Goal —
Where a line in the listing below contains the word "title", copy that line.

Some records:
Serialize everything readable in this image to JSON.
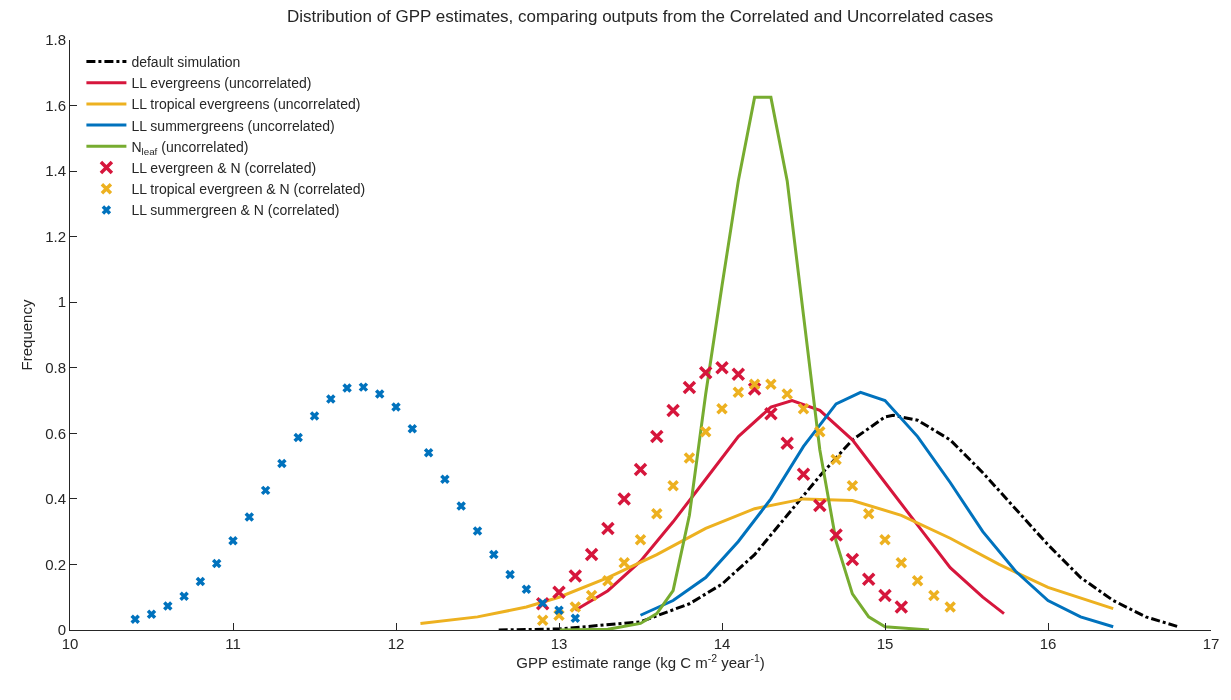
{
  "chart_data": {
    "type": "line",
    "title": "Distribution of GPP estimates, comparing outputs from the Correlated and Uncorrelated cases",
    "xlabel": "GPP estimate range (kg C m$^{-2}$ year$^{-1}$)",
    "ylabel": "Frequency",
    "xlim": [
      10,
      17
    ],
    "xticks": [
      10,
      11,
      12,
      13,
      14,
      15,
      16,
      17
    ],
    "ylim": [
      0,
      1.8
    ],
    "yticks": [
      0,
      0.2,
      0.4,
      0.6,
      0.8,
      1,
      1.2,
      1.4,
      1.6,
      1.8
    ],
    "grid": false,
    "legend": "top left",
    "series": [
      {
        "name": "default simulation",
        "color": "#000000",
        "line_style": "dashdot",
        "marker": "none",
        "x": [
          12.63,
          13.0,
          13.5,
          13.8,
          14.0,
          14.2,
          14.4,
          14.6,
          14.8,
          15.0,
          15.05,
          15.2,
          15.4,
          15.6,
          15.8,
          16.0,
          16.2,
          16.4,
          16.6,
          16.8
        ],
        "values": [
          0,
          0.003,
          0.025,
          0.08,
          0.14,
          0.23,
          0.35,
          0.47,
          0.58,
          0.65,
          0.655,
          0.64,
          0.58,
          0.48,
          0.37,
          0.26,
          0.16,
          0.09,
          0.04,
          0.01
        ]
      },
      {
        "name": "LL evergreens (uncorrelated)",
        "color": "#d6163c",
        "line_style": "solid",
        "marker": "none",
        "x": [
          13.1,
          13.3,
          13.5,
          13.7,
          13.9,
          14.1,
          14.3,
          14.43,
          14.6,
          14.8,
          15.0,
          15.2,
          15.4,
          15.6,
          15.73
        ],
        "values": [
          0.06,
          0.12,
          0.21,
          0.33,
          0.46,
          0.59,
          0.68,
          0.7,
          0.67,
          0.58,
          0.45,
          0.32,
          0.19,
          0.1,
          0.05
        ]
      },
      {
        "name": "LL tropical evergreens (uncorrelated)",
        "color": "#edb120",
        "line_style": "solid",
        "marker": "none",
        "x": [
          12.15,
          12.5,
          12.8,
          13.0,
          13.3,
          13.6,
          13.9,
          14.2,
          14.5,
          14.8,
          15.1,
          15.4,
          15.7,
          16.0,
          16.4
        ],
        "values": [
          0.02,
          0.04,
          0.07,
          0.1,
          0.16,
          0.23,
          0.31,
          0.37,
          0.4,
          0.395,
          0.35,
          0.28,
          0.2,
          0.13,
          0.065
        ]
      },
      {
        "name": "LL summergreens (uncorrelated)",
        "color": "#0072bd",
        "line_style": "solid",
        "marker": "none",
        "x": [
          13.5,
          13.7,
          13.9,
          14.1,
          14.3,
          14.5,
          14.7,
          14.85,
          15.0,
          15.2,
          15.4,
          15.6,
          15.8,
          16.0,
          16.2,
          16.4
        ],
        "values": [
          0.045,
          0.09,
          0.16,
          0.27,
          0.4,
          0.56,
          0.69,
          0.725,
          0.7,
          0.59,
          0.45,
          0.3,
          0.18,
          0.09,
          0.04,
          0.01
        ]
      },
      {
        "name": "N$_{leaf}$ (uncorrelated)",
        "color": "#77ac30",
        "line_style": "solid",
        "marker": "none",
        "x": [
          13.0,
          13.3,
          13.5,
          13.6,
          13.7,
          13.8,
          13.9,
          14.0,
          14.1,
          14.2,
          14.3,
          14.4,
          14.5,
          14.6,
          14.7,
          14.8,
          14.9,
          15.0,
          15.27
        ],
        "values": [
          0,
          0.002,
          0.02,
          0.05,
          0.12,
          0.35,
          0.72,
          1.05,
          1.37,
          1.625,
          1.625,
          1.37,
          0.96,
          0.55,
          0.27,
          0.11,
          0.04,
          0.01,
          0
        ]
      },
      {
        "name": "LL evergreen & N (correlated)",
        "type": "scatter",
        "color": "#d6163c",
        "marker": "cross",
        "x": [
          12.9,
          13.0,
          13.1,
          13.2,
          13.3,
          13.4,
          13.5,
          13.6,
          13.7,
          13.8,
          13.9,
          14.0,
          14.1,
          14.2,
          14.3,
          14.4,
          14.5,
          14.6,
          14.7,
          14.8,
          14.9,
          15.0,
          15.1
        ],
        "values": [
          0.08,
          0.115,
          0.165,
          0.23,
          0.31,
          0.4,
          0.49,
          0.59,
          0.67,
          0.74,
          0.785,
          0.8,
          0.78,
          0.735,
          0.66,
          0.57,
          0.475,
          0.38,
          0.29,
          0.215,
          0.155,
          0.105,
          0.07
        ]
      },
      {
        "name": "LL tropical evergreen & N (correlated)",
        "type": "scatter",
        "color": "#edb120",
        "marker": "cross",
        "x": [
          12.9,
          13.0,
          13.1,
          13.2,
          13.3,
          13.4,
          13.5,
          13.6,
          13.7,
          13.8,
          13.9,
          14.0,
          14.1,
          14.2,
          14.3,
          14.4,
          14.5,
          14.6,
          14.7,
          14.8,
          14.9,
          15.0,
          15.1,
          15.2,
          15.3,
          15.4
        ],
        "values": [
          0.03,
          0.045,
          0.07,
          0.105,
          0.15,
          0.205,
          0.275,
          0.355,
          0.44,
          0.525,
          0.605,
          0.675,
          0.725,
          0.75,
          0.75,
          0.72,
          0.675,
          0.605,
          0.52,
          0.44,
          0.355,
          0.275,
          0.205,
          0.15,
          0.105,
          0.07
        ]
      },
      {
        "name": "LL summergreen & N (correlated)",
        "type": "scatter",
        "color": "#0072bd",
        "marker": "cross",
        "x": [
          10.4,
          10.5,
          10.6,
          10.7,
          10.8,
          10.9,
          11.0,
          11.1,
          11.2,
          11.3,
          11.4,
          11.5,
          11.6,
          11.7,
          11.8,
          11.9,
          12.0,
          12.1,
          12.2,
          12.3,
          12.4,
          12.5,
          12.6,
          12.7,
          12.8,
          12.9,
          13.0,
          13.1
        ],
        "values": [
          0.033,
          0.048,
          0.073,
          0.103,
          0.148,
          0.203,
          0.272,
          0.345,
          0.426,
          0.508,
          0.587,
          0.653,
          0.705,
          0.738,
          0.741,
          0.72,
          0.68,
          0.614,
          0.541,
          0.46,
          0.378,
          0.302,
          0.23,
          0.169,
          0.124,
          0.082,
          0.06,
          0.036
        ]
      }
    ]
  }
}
---
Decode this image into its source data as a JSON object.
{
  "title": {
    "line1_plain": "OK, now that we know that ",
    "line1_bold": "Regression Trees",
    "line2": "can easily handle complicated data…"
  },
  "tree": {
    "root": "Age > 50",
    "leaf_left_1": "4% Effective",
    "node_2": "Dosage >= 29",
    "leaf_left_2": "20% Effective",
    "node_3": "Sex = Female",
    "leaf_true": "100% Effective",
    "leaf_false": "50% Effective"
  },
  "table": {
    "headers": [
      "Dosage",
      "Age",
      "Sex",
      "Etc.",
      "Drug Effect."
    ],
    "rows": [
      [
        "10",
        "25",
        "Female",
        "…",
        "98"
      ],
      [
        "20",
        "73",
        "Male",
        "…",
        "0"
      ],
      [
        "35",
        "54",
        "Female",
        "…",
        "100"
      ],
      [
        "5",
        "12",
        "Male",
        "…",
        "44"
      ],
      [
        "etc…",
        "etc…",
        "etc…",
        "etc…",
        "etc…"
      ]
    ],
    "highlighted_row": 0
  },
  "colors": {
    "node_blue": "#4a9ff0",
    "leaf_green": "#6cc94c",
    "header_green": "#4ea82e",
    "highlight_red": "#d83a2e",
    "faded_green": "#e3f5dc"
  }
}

The response —
    "title": "Distribution of GPP estimates, comparing outputs from the Correlated and Uncorrelated cases",
  "title": {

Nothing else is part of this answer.